◆ **Task statement**: Repeat the material below exactly, line for line.

◆ **Data for the task**:
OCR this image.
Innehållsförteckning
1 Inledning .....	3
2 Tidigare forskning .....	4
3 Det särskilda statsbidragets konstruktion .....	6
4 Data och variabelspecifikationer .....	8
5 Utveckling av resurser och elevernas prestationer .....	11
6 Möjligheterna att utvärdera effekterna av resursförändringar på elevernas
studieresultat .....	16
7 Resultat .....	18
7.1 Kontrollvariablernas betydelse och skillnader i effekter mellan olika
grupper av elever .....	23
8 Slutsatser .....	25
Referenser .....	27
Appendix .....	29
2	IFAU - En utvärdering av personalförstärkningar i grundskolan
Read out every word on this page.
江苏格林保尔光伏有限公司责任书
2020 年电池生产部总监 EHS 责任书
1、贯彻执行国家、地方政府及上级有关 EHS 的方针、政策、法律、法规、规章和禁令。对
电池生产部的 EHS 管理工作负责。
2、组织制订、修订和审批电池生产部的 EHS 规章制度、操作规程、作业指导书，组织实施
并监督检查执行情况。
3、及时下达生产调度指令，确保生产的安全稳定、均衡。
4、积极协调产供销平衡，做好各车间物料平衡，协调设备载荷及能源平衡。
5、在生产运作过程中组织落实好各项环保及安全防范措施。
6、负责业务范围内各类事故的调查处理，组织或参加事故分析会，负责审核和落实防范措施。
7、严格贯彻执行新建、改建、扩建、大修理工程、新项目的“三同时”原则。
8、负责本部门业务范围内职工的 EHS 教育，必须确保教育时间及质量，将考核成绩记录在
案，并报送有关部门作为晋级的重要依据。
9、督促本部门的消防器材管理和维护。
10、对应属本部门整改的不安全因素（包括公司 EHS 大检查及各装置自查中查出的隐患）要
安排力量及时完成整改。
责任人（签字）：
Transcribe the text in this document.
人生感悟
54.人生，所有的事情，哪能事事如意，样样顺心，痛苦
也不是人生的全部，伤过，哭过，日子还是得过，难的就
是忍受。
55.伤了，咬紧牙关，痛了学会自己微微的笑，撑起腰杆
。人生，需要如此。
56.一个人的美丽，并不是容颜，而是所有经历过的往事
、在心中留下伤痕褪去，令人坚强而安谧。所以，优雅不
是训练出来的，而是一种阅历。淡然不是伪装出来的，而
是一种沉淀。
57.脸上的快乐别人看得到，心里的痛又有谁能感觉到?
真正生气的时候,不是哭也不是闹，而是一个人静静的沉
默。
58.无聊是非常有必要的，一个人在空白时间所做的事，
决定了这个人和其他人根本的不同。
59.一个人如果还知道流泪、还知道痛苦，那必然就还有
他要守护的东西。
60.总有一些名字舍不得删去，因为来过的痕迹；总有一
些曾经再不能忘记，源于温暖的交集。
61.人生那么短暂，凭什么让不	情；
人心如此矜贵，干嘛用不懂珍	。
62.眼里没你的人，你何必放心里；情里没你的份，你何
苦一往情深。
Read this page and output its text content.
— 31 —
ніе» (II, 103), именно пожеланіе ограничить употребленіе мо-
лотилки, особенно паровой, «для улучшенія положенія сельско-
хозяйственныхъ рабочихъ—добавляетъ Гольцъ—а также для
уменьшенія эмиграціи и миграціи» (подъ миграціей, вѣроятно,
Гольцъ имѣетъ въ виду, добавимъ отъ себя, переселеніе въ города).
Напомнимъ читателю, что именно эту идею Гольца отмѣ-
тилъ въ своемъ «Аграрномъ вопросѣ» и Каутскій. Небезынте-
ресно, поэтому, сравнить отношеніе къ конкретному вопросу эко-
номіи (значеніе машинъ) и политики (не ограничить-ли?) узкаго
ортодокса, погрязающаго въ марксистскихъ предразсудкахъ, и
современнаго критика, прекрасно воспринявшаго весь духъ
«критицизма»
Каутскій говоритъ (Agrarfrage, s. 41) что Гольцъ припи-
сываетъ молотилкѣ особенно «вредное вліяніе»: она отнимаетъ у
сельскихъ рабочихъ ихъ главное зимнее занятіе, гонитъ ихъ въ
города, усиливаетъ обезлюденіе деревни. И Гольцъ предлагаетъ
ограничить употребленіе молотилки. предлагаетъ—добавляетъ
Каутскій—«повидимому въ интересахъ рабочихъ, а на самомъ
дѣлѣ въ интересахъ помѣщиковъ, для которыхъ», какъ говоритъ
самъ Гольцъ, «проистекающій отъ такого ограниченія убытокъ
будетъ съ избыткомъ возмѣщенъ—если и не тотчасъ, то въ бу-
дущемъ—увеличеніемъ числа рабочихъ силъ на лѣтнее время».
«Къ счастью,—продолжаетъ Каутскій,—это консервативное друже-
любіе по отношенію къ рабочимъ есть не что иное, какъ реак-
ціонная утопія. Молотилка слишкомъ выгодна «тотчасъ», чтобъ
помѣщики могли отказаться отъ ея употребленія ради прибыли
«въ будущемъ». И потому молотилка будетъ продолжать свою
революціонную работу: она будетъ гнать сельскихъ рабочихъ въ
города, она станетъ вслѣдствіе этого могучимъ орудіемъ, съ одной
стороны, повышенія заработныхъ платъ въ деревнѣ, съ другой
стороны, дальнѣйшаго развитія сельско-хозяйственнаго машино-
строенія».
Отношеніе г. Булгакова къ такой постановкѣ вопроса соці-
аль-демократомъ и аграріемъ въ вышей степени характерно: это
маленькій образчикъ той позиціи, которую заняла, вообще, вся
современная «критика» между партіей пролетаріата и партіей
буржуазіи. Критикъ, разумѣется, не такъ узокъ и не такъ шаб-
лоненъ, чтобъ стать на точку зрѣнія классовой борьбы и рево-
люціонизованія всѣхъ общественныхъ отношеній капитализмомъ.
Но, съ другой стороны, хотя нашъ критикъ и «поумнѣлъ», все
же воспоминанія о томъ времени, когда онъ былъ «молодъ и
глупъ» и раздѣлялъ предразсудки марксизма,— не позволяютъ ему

◆ **Response to this task**:
OCR this image.
Innehållsförteckning
1 Inledning .....	3
2 Tidigare forskning .....	4
3 Det särskilda statsbidragets konstruktion .....	6
4 Data och variabelspecifikationer .....	8
5 Utveckling av resurser och elevernas prestationer .....	11
6 Möjligheterna att utvärdera effekterna av resursförändringar på elevernas
studieresultat .....	16
7 Resultat .....	18
7.1 Kontrollvariablernas betydelse och skillnader i effekter mellan olika
grupper av elever .....	23
8 Slutsatser .....	25
Referenser .....	27
Appendix .....	29
2	IFAU - En utvärdering av personalförstärkningar i grundskolan
Read out every word on this page.
江苏格林保尔光伏有限公司责任书
2020 年电池生产部总监 EHS 责任书
1、贯彻执行国家、地方政府及上级有关 EHS 的方针、政策、法律、法规、规章和禁令。对
电池生产部的 EHS 管理工作负责。
2、组织制订、修订和审批电池生产部的 EHS 规章制度、操作规程、作业指导书，组织实施
并监督检查执行情况。
3、及时下达生产调度指令，确保生产的安全稳定、均衡。
4、积极协调产供销平衡，做好各车间物料平衡，协调设备载荷及能源平衡。
5、在生产运作过程中组织落实好各项环保及安全防范措施。
6、负责业务范围内各类事故的调查处理，组织或参加事故分析会，负责审核和落实防范措施。
7、严格贯彻执行新建、改建、扩建、大修理工程、新项目的“三同时”原则。
8、负责本部门业务范围内职工的 EHS 教育，必须确保教育时间及质量，将考核成绩记录在
案，并报送有关部门作为晋级的重要依据。
9、督促本部门的消防器材管理和维护。
10、对应属本部门整改的不安全因素（包括公司 EHS 大检查及各装置自查中查出的隐患）要
安排力量及时完成整改。
责任人（签字）：
Transcribe the text in this document.
人生感悟
54.人生，所有的事情，哪能事事如意，样样顺心，痛苦
也不是人生的全部，伤过，哭过，日子还是得过，难的就
是忍受。
55.伤了，咬紧牙关，痛了学会自己微微的笑，撑起腰杆
。人生，需要如此。
56.一个人的美丽，并不是容颜，而是所有经历过的往事
、在心中留下伤痕褪去，令人坚强而安谧。所以，优雅不
是训练出来的，而是一种阅历。淡然不是伪装出来的，而
是一种沉淀。
57.脸上的快乐别人看得到，心里的痛又有谁能感觉到?
真正生气的时候,不是哭也不是闹，而是一个人静静的沉
默。
58.无聊是非常有必要的，一个人在空白时间所做的事，
决定了这个人和其他人根本的不同。
59.一个人如果还知道流泪、还知道痛苦，那必然就还有
他要守护的东西。
60.总有一些名字舍不得删去，因为来过的痕迹；总有一
些曾经再不能忘记，源于温暖的交集。
61.人生那么短暂，凭什么让不	情；
人心如此矜贵，干嘛用不懂珍	。
62.眼里没你的人，你何必放心里；情里没你的份，你何
苦一往情深。
Read this page and output its text content.
— 31 —
ніе» (II, 103), именно пожеланіе ограничить употребленіе мо-
лотилки, особенно паровой, «для улучшенія положенія сельско-
хозяйственныхъ рабочихъ—добавляетъ Гольцъ—а также для
уменьшенія эмиграціи и миграціи» (подъ миграціей, вѣроятно,
Гольцъ имѣетъ въ виду, добавимъ отъ себя, переселеніе въ города).
Напомнимъ читателю, что именно эту идею Гольца отмѣ-
тилъ въ своемъ «Аграрномъ вопросѣ» и Каутскій. Небезынте-
ресно, поэтому, сравнить отношеніе къ конкретному вопросу эко-
номіи (значеніе машинъ) и политики (не ограничить-ли?) узкаго
ортодокса, погрязающаго въ марксистскихъ предразсудкахъ, и
современнаго критика, прекрасно воспринявшаго весь духъ
«критицизма»
Каутскій говоритъ (Agrarfrage, s. 41) что Гольцъ припи-
сываетъ молотилкѣ особенно «вредное вліяніе»: она отнимаетъ у
сельскихъ рабочихъ ихъ главное зимнее занятіе, гонитъ ихъ въ
города, усиливаетъ обезлюденіе деревни. И Гольцъ предлагаетъ
ограничить употребленіе молотилки. предлагаетъ—добавляетъ
Каутскій—«повидимому въ интересахъ рабочихъ, а на самомъ
дѣлѣ въ интересахъ помѣщиковъ, для которыхъ», какъ говоритъ
самъ Гольцъ, «проистекающій отъ такого ограниченія убытокъ
будетъ съ избыткомъ возмѣщенъ—если и не тотчасъ, то въ бу-
дущемъ—увеличеніемъ числа рабочихъ силъ на лѣтнее время».
«Къ счастью,—продолжаетъ Каутскій,—это консервативное друже-
любіе по отношенію къ рабочимъ есть не что иное, какъ реак-
ціонная утопія. Молотилка слишкомъ выгодна «тотчасъ», чтобъ
помѣщики могли отказаться отъ ея употребленія ради прибыли
«въ будущемъ». И потому молотилка будетъ продолжать свою
революціонную работу: она будетъ гнать сельскихъ рабочихъ въ
города, она станетъ вслѣдствіе этого могучимъ орудіемъ, съ одной
стороны, повышенія заработныхъ платъ въ деревнѣ, съ другой
стороны, дальнѣйшаго развитія сельско-хозяйственнаго машино-
строенія».
Отношеніе г. Булгакова къ такой постановкѣ вопроса соці-
аль-демократомъ и аграріемъ въ вышей степени характерно: это
маленькій образчикъ той позиціи, которую заняла, вообще, вся
современная «критика» между партіей пролетаріата и партіей
буржуазіи. Критикъ, разумѣется, не такъ узокъ и не такъ шаб-
лоненъ, чтобъ стать на точку зрѣнія классовой борьбы и рево-
люціонизованія всѣхъ общественныхъ отношеній капитализмомъ.
Но, съ другой стороны, хотя нашъ критикъ и «поумнѣлъ», все
же воспоминанія о томъ времени, когда онъ былъ «молодъ и
глупъ» и раздѣлялъ предразсудки марксизма,— не позволяютъ ему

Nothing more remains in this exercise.